(WHAT YOU SHOULD DO) Copy each line with the word "Starting" in it.

(PROVIDED DATA)
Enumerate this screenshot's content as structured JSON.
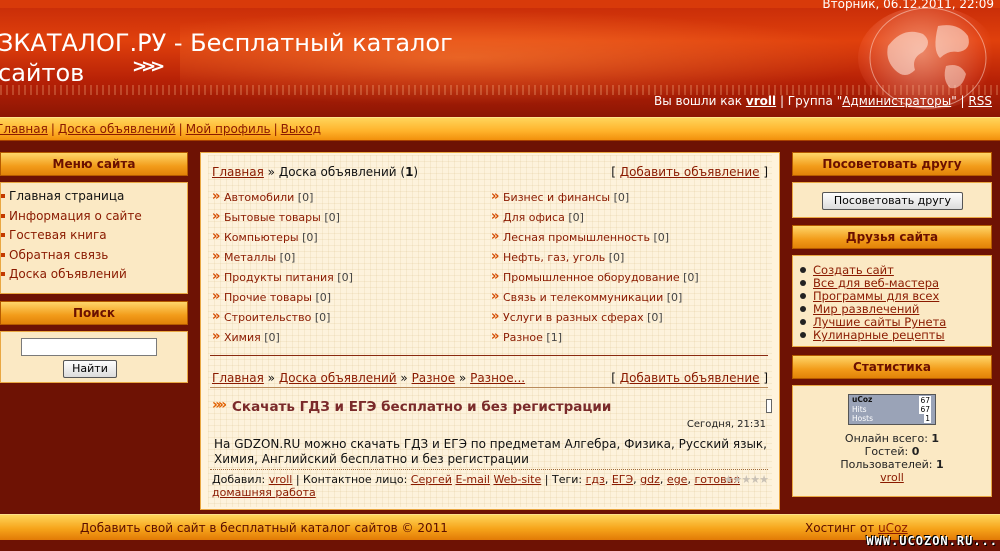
{
  "header": {
    "date": "Вторник, 06.12.2011, 22:09",
    "title_line1": "ЗКАТАЛОГ.РУ - Бесплатный каталог",
    "title_line2": "сайтов",
    "login_prefix": "Вы вошли как",
    "username": "vroll",
    "group_prefix": "| Группа \"",
    "group": "Администраторы",
    "group_suffix": "\" |",
    "rss": "RSS"
  },
  "nav": [
    "Главная",
    "Доска объявлений",
    "Мой профиль",
    "Выход"
  ],
  "menu": {
    "title": "Меню сайта",
    "items": [
      "Главная страница",
      "Информация о сайте",
      "Гостевая книга",
      "Обратная связь",
      "Доска объявлений"
    ]
  },
  "search": {
    "title": "Поиск",
    "button": "Найти"
  },
  "recommend": {
    "title": "Посоветовать другу",
    "button": "Посоветовать другу"
  },
  "friends": {
    "title": "Друзья сайта",
    "items": [
      "Создать сайт",
      "Все для веб-мастера",
      "Программы для всех",
      "Мир развлечений",
      "Лучшие сайты Рунета",
      "Кулинарные рецепты"
    ]
  },
  "stats": {
    "title": "Статистика",
    "counter_brand": "uCoz",
    "counter_top": "67",
    "hits_label": "Hits",
    "hits": "67",
    "hosts_label": "Hosts",
    "hosts": "1",
    "online_label": "Онлайн всего:",
    "online": "1",
    "guests_label": "Гостей:",
    "guests": "0",
    "users_label": "Пользователей:",
    "users": "1",
    "user": "vroll"
  },
  "main": {
    "crumb_home": "Главная",
    "crumb_board": "» Доска объявлений (",
    "crumb_count": "1",
    "crumb_close": ")",
    "add_ad": "Добавить объявление",
    "categories_left": [
      {
        "name": "Автомобили",
        "count": "[0]"
      },
      {
        "name": "Бытовые товары",
        "count": "[0]"
      },
      {
        "name": "Компьютеры",
        "count": "[0]"
      },
      {
        "name": "Металлы",
        "count": "[0]"
      },
      {
        "name": "Продукты питания",
        "count": "[0]"
      },
      {
        "name": "Прочие товары",
        "count": "[0]"
      },
      {
        "name": "Строительство",
        "count": "[0]"
      },
      {
        "name": "Химия",
        "count": "[0]"
      }
    ],
    "categories_right": [
      {
        "name": "Бизнес и финансы",
        "count": "[0]"
      },
      {
        "name": "Для офиса",
        "count": "[0]"
      },
      {
        "name": "Лесная промышленность",
        "count": "[0]"
      },
      {
        "name": "Нефть, газ, уголь",
        "count": "[0]"
      },
      {
        "name": "Промышленное оборудование",
        "count": "[0]"
      },
      {
        "name": "Связь и телекоммуникации",
        "count": "[0]"
      },
      {
        "name": "Услуги в разных сферах",
        "count": "[0]"
      },
      {
        "name": "Разное",
        "count": "[1]"
      }
    ],
    "crumbs2": [
      "Главная",
      "Доска объявлений",
      "Разное",
      "Разное..."
    ],
    "post": {
      "title": "Скачать ГДЗ и ЕГЭ бесплатно и без регистрации",
      "time": "Сегодня, 21:31",
      "body": "На GDZON.RU можно скачать ГДЗ и ЕГЭ по предметам Алгебра, Физика, Русский язык, Химия, Английский бесплатно и без регистрации",
      "added_label": "Добавил:",
      "added_by": "vroll",
      "contact_label": "| Контактное лицо:",
      "contact": "Сергей",
      "email": "E-mail",
      "website": "Web-site",
      "tags_label": "| Теги:",
      "tags": [
        "гдз",
        "ЕГЭ",
        "gdz",
        "ege",
        "готовая домашняя работа"
      ]
    }
  },
  "footer": {
    "copyright": "Добавить свой сайт в бесплатный каталог сайтов © 2011",
    "hosting_label": "Хостинг от",
    "hosting": "uCoz",
    "watermark": "WWW.UCOZON.RU..."
  }
}
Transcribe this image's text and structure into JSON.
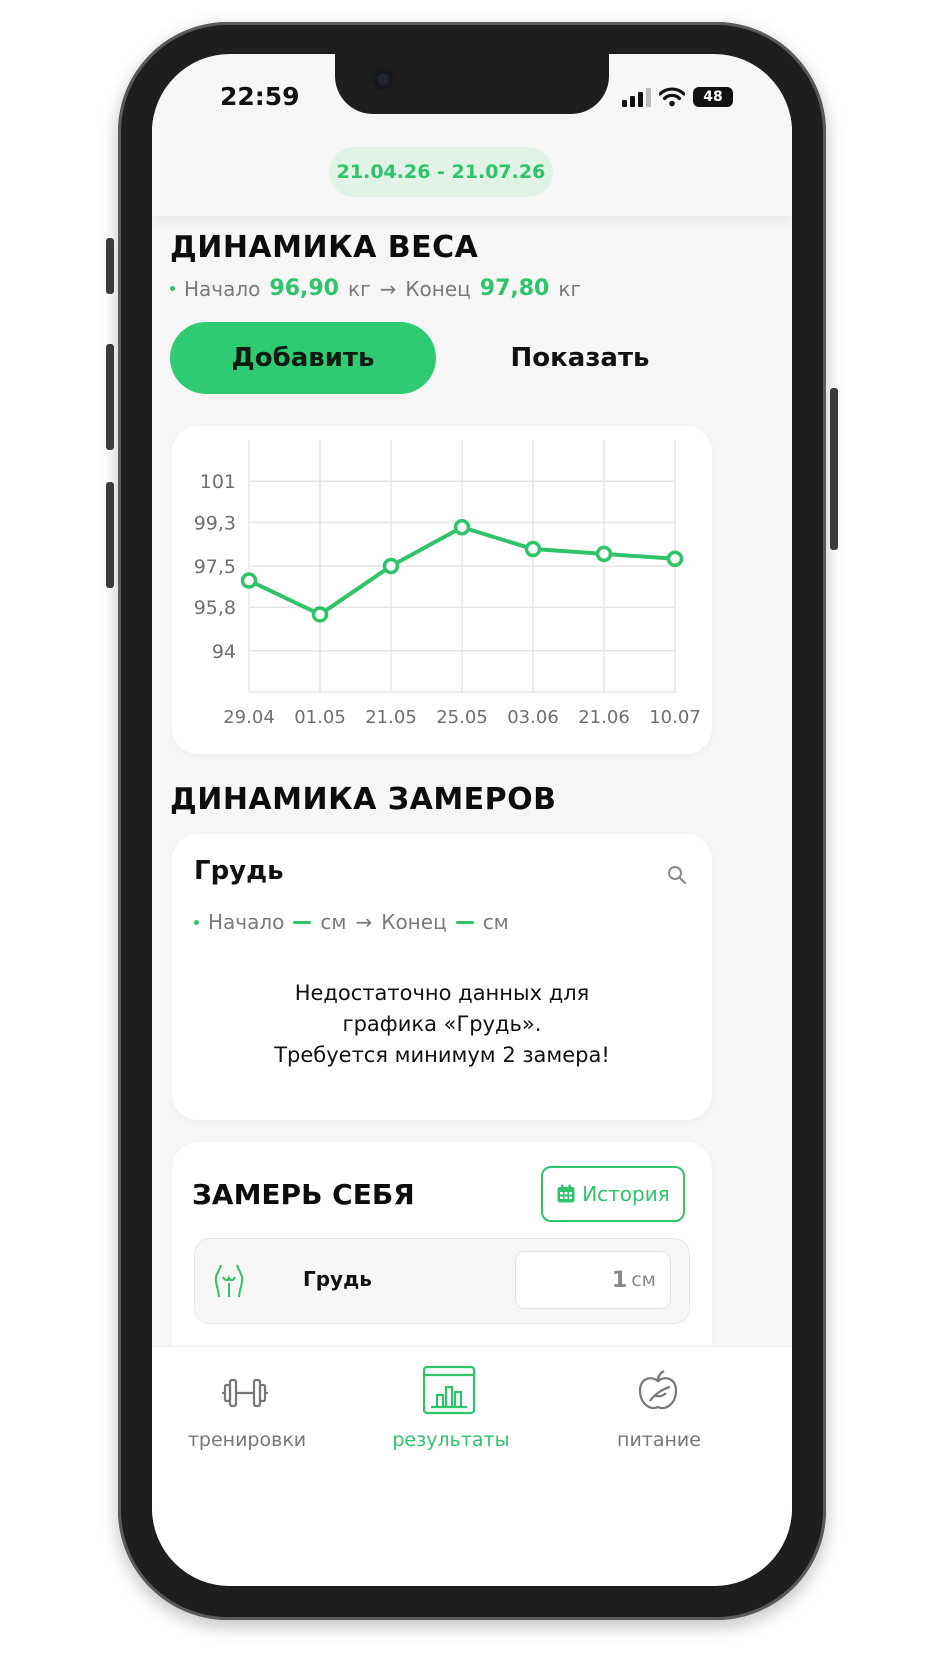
{
  "status": {
    "time": "22:59",
    "battery": "48"
  },
  "period": "21.04.26 - 21.07.26",
  "weight": {
    "title": "ДИНАМИКА ВЕСА",
    "start_label": "Начало",
    "start_value": "96,90",
    "unit": "кг",
    "arrow": "→",
    "end_label": "Конец",
    "end_value": "97,80",
    "add_button": "Добавить",
    "show_button": "Показать"
  },
  "chart_data": {
    "type": "line",
    "x": [
      "29.04",
      "01.05",
      "21.05",
      "25.05",
      "03.06",
      "21.06",
      "10.07"
    ],
    "series": [
      {
        "values": [
          96.9,
          95.5,
          97.5,
          99.1,
          98.2,
          98.0,
          97.8
        ]
      }
    ],
    "y_ticks": [
      "101",
      "99,3",
      "97,5",
      "95,8",
      "94"
    ],
    "ylim": [
      92.3,
      102.7
    ],
    "grid": true,
    "color": "#2fc36a"
  },
  "measurements": {
    "title": "ДИНАМИКА ЗАМЕРОВ",
    "card_title": "Грудь",
    "start_label": "Начало",
    "unit": "см",
    "arrow": "→",
    "end_label": "Конец",
    "message_line1": "Недостаточно данных для",
    "message_line2": "графика «Грудь».",
    "message_line3": "Требуется минимум 2 замера!"
  },
  "self_measure": {
    "title": "ЗАМЕРЬ СЕБЯ",
    "history_button": "История",
    "row_label": "Грудь",
    "row_value": "1",
    "row_unit": "см"
  },
  "tabs": [
    {
      "label": "тренировки",
      "icon": "dumbbell-icon"
    },
    {
      "label": "результаты",
      "icon": "results-chart-icon"
    },
    {
      "label": "питание",
      "icon": "apple-icon"
    }
  ],
  "colors": {
    "accent": "#2fc36a",
    "button": "#2fcb72"
  }
}
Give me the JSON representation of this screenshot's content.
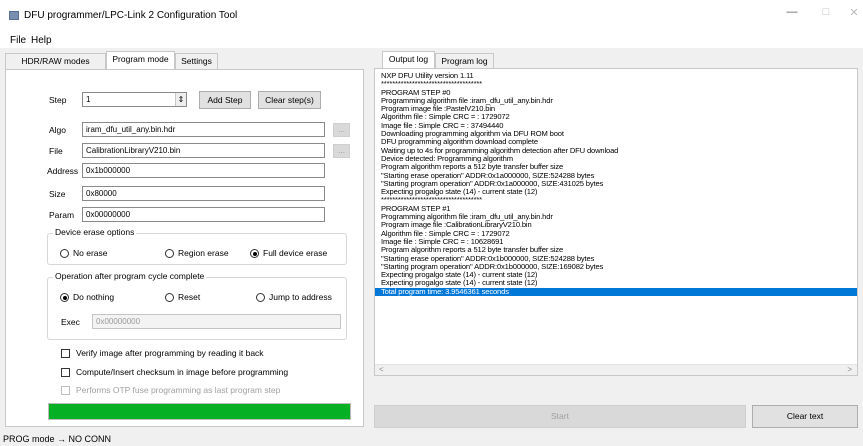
{
  "window": {
    "title": "DFU programmer/LPC-Link 2 Configuration Tool",
    "minimize": "—",
    "maximize": "□",
    "close": "✕"
  },
  "menu": [
    "File",
    "Help"
  ],
  "left_tabs": [
    "HDR/RAW modes",
    "Program mode",
    "Settings"
  ],
  "step": {
    "label": "Step",
    "value": "1",
    "spinner": "⇕",
    "add": "Add Step",
    "clear": "Clear step(s)"
  },
  "fields": {
    "algo": {
      "label": "Algo",
      "value": "iram_dfu_util_any.bin.hdr",
      "browse": "..."
    },
    "file": {
      "label": "File",
      "value": "CalibrationLibraryV210.bin",
      "browse": "..."
    },
    "address": {
      "label": "Address",
      "value": "0x1b000000"
    },
    "size": {
      "label": "Size",
      "value": "0x80000"
    },
    "param": {
      "label": "Param",
      "value": "0x00000000"
    }
  },
  "erase": {
    "title": "Device erase options",
    "options": [
      "No erase",
      "Region erase",
      "Full device erase"
    ],
    "selected": "Full device erase"
  },
  "after": {
    "title": "Operation after program cycle complete",
    "options": [
      "Do nothing",
      "Reset",
      "Jump to address"
    ],
    "selected": "Do nothing",
    "exec_label": "Exec",
    "exec_value": "0x00000000"
  },
  "checks": [
    "Verify image after programming by reading it back",
    "Compute/Insert checksum in image before programming",
    "Performs OTP fuse programming as last program step"
  ],
  "progress": 1.0,
  "progress_color": "#06b025",
  "right_tabs": [
    "Output log",
    "Program log"
  ],
  "log_lines": [
    "NXP DFU Utility version 1.11",
    "************************************",
    "PROGRAM STEP #0",
    "Programming algorithm file :iram_dfu_util_any.bin.hdr",
    "Program image file :PastelV210.bin",
    "Algorithm file : Simple CRC = : 1729072",
    "Image file : Simple CRC = : 37494440",
    "Downloading programming algorithm via DFU ROM boot",
    "DFU programming algorithm download complete",
    "Waiting up to 4s for programming algorithm detection after DFU download",
    "Device detected: Programming algorithm",
    "Program algorithm reports a 512 byte transfer buffer size",
    "\"Starting erase operation\" ADDR:0x1a000000, SIZE:524288 bytes",
    "\"Starting program operation\" ADDR:0x1a000000, SIZE:431025 bytes",
    "Expecting progalgo state (14) - current state (12)",
    "************************************",
    "PROGRAM STEP #1",
    "Programming algorithm file :iram_dfu_util_any.bin.hdr",
    "Program image file :CalibrationLibraryV210.bin",
    "Algorithm file : Simple CRC = : 1729072",
    "Image file : Simple CRC = : 10628691",
    "Program algorithm reports a 512 byte transfer buffer size",
    "\"Starting erase operation\" ADDR:0x1b000000, SIZE:524288 bytes",
    "\"Starting program operation\" ADDR:0x1b000000, SIZE:169082 bytes",
    "Expecting progalgo state (14) - current state (12)",
    "Expecting progalgo state (14) - current state (12)",
    "Total program time:  3.9546361 seconds"
  ],
  "scroll_left": "<",
  "scroll_right": ">",
  "buttons": {
    "start": "Start",
    "clear_text": "Clear text"
  },
  "status": "PROG mode  → NO CONN"
}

(TASK OUTPUT)
    "\"Starting erase operation\" ADDR:0x1a000000, SIZE:524288 bytes",
    "\"Starting program operation\" ADDR:0x1a000000, SIZE:431025 bytes",
    "\"Starting erase operation\" ADDR:0x1b000000, SIZE:524288 bytes",
    "\"Starting program operation\" ADDR:0x1b000000, SIZE:169082 bytes",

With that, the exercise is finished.